EXERCISE GOAL:
Output every entry exactly as written, skipping any pictures.

········

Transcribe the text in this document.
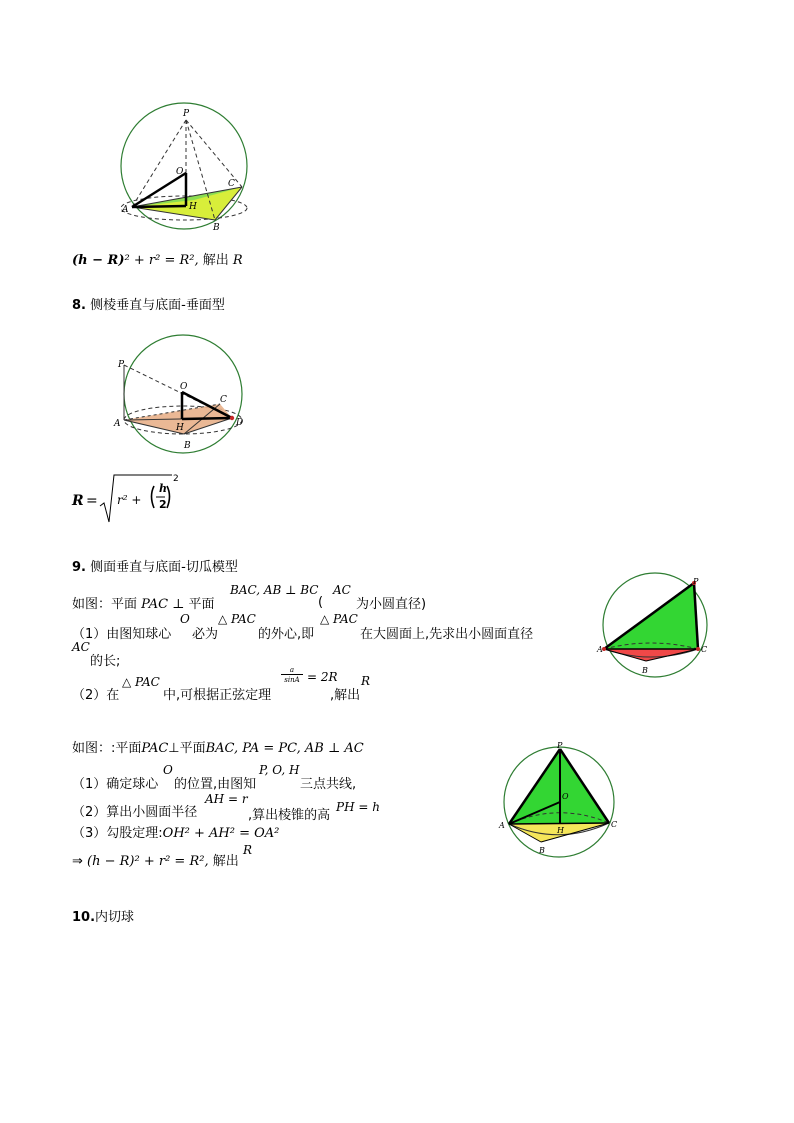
P
O
C
A	H
B
(h − R)² + r² = R², 解出 R
8. 侧棱垂直与底面-垂面型
P
O
C
A	H	D
B
R = r² +
h
2
2
9. 侧面垂直与底面-切瓜模型
如图：平面 PAC ⊥ 平面
BAC, AB ⊥ BC
(
AC
为小圆直径)
（1）由图知球心
O
必为
△ PAC
的外心,即
△ PAC
在大圆面上,先求出小圆面直径
AC
的长;
（2）在
△ PAC
中,可根据正弦定理
a
sinA = 2R
,解出
R
P
A
B
C
如图：:平面PAC⊥平面BAC, PA = PC, AB ⊥ AC
（1）确定球心
O
的位置,由图知
P, O, H
三点共线,
（2）算出小圆面半径
AH = r
,算出棱锥的高
PH = h
（3）勾股定理:OH² + AH² = OA²
⇒ (h − R)² + r² = R², 解出
R
P
O
A
H
C
B
10.内切球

········

THE COMPLETED TASK:
Transcribe the text in this document.
P
O
C
A	H
B
(h − R)² + r² = R², 解出 R
8. 侧棱垂直与底面-垂面型
P
O
C
A	H	D
B
R = r² +
h
2
2
9. 侧面垂直与底面-切瓜模型
如图：平面 PAC ⊥ 平面
BAC, AB ⊥ BC
(
AC
为小圆直径)
（1）由图知球心
O
必为
△ PAC
的外心,即
△ PAC
在大圆面上,先求出小圆面直径
AC
的长;
（2）在
△ PAC
中,可根据正弦定理
a
sinA = 2R
,解出
R
P
A
B
C
如图：:平面PAC⊥平面BAC, PA = PC, AB ⊥ AC
（1）确定球心
O
的位置,由图知
P, O, H
三点共线,
（2）算出小圆面半径
AH = r
,算出棱锥的高
PH = h
（3）勾股定理:OH² + AH² = OA²
⇒ (h − R)² + r² = R², 解出
R
P
O
A
H
C
B
10.内切球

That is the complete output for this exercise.